** START **

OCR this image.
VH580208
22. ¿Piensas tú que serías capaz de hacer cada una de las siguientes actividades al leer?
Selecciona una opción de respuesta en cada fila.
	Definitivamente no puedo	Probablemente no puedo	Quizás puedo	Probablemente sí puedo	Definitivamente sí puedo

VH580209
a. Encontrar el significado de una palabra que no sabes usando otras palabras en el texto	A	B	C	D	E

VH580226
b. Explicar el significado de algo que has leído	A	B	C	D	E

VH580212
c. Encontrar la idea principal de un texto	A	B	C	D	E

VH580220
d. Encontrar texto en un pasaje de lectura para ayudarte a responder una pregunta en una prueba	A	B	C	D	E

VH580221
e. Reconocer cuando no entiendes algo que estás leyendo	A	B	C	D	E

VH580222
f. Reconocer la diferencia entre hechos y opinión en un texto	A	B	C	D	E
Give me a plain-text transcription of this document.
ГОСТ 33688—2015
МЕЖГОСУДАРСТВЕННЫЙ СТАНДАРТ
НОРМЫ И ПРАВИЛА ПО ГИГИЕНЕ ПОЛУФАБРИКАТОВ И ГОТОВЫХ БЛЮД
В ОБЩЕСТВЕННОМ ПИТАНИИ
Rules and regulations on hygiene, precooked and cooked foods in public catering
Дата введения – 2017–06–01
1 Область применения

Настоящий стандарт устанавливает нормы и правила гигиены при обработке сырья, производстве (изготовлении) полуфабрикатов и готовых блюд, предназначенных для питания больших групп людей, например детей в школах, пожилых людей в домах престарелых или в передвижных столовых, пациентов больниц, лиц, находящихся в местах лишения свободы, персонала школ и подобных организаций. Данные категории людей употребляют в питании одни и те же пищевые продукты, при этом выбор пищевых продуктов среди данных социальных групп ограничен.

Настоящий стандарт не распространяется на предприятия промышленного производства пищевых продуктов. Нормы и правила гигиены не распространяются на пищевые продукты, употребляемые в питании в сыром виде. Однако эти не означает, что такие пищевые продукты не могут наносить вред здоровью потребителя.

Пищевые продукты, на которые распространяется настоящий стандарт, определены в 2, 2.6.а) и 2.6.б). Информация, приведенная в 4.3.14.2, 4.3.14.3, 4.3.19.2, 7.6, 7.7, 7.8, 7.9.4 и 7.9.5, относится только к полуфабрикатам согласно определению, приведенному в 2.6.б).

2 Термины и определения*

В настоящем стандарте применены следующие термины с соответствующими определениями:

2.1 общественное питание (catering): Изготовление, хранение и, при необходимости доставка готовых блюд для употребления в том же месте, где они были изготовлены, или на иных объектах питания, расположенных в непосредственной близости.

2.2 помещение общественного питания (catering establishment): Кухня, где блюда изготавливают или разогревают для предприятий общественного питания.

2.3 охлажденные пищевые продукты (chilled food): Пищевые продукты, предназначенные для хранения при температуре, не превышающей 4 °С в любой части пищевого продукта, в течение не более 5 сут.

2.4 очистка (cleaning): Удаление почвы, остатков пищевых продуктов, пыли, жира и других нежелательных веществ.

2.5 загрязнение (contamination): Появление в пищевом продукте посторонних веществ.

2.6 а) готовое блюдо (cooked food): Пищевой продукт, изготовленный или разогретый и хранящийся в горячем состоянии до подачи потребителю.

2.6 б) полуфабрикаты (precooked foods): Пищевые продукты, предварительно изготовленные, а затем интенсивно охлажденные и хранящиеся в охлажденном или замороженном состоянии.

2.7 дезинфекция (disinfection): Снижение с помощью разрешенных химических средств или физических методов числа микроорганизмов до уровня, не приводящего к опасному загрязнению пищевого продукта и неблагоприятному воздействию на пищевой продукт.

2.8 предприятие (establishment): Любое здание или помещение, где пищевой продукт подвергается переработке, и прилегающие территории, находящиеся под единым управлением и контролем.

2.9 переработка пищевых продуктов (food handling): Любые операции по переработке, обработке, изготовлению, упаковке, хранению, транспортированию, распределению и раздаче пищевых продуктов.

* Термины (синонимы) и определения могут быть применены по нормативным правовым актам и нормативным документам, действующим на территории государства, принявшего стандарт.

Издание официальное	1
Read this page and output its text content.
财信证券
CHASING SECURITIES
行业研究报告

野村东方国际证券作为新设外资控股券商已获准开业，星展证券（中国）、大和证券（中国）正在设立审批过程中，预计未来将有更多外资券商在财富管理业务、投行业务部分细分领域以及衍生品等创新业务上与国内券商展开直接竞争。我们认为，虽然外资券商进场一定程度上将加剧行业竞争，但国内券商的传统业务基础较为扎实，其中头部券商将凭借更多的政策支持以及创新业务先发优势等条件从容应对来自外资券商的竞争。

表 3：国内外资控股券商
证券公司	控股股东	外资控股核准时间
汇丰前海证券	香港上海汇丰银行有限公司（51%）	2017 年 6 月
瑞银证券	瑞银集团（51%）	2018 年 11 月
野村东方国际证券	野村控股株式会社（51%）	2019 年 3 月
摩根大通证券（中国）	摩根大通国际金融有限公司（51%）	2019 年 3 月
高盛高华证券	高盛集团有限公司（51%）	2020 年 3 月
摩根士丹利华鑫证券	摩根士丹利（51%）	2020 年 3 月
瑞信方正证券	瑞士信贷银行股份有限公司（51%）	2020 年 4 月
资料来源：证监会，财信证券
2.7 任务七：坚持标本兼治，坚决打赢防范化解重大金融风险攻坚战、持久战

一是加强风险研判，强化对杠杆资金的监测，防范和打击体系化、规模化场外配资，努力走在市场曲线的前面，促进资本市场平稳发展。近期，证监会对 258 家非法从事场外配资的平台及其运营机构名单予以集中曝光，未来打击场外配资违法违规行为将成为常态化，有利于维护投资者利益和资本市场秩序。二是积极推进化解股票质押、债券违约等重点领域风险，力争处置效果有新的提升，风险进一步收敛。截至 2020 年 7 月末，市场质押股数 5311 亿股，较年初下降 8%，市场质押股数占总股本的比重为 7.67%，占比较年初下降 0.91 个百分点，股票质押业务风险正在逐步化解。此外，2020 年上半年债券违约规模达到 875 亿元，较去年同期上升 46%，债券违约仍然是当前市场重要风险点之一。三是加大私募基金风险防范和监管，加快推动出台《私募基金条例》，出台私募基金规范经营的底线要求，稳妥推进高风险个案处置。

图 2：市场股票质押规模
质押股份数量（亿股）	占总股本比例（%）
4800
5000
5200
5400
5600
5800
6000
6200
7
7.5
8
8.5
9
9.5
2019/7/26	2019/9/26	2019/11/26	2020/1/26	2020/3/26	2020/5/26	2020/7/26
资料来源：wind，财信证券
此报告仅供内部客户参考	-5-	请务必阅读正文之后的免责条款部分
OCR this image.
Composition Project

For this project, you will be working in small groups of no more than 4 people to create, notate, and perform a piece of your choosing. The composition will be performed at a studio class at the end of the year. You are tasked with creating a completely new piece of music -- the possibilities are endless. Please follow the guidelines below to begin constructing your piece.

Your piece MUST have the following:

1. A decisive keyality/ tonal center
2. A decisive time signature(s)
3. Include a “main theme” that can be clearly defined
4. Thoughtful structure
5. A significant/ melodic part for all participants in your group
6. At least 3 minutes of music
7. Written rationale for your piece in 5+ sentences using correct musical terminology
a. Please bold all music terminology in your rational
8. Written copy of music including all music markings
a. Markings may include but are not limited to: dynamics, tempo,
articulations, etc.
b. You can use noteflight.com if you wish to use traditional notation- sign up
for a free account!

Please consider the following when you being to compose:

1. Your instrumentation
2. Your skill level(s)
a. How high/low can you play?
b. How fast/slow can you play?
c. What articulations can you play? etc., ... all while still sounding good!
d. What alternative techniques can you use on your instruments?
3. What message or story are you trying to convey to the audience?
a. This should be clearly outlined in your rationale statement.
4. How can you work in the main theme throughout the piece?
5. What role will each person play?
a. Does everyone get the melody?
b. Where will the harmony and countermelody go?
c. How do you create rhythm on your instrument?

** END **

Scan the material line by line and report each one that contains "применены".

В настоящем стандарте применены следующие термины с соответствующими определениями:
* Термины (синонимы) и определения могут быть применены по нормативным правовым актам и нормативным документам, действующим на территории государства, принявшего стандарт.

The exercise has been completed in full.